*Provided records*:
● ● ● ● ●
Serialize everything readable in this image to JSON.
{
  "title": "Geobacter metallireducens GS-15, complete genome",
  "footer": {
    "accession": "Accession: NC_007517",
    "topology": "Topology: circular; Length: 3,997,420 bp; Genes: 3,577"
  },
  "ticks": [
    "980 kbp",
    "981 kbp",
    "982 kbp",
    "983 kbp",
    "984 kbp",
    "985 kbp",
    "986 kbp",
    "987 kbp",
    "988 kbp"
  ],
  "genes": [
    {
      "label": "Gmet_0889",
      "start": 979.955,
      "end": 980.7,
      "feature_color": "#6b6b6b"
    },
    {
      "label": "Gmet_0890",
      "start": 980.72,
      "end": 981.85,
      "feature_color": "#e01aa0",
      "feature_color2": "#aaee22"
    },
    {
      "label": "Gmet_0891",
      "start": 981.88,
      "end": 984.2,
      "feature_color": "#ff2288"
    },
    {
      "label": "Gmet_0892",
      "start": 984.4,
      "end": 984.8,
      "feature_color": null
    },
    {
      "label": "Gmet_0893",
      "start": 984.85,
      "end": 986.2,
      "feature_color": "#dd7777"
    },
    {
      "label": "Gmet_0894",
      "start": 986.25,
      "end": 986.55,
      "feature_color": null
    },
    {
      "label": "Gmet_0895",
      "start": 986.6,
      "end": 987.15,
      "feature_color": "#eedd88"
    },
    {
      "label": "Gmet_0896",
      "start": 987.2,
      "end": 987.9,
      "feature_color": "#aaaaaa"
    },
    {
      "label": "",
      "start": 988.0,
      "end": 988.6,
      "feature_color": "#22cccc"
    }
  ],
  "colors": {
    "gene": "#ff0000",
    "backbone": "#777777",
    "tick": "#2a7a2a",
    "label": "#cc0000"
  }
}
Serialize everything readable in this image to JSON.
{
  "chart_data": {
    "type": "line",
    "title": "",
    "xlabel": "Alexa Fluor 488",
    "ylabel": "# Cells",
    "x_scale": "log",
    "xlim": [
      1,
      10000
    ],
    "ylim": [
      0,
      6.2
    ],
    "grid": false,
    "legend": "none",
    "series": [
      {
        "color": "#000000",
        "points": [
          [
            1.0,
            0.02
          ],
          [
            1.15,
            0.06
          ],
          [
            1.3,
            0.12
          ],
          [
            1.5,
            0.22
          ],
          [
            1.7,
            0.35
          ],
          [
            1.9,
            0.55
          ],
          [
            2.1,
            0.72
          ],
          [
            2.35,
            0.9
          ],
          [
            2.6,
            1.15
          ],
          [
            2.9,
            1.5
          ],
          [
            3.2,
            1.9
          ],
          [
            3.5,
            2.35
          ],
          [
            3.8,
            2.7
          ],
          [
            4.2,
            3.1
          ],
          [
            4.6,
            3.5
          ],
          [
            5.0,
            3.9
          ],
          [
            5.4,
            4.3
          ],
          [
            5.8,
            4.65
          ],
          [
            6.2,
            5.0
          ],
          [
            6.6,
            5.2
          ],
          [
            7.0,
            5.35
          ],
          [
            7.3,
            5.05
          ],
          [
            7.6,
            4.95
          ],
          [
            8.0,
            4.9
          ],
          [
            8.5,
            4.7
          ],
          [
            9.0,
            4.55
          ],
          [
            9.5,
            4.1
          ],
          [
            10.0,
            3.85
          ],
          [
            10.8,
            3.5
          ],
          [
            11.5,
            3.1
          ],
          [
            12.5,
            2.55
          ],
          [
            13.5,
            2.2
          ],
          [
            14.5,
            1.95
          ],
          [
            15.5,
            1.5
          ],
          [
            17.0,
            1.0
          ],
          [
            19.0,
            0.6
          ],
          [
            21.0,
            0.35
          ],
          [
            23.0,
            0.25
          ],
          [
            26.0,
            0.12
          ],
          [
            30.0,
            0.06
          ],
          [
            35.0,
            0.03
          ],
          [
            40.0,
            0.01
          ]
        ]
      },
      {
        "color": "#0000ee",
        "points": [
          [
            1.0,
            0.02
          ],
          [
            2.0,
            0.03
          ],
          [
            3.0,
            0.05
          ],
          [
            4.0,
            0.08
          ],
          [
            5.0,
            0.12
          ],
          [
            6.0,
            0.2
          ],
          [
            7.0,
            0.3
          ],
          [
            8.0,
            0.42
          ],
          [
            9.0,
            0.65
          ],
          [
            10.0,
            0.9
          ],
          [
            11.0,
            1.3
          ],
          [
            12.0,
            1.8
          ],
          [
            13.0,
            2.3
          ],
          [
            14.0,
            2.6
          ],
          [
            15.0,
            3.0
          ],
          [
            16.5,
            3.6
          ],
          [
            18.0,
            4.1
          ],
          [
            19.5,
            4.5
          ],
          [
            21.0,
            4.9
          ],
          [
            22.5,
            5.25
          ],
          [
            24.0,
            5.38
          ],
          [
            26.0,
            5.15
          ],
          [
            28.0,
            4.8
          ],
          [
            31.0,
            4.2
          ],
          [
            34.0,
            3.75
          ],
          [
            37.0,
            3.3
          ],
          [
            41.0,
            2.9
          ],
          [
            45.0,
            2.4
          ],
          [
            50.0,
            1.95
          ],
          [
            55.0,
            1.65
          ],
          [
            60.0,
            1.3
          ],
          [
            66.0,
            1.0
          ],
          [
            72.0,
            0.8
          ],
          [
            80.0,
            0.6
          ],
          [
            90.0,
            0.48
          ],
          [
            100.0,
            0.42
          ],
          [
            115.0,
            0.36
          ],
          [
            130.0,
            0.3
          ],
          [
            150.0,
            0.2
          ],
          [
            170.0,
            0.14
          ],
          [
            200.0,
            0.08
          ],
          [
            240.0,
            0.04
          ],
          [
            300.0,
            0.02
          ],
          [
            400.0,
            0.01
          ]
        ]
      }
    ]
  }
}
● ● ● ● ●
*What to work on*: Filter the listing so that only lines holding the word "title" remain, and copy those lines.

*Worked solution*:
  "title": "Geobacter metallireducens GS-15, complete genome",
    "title": "",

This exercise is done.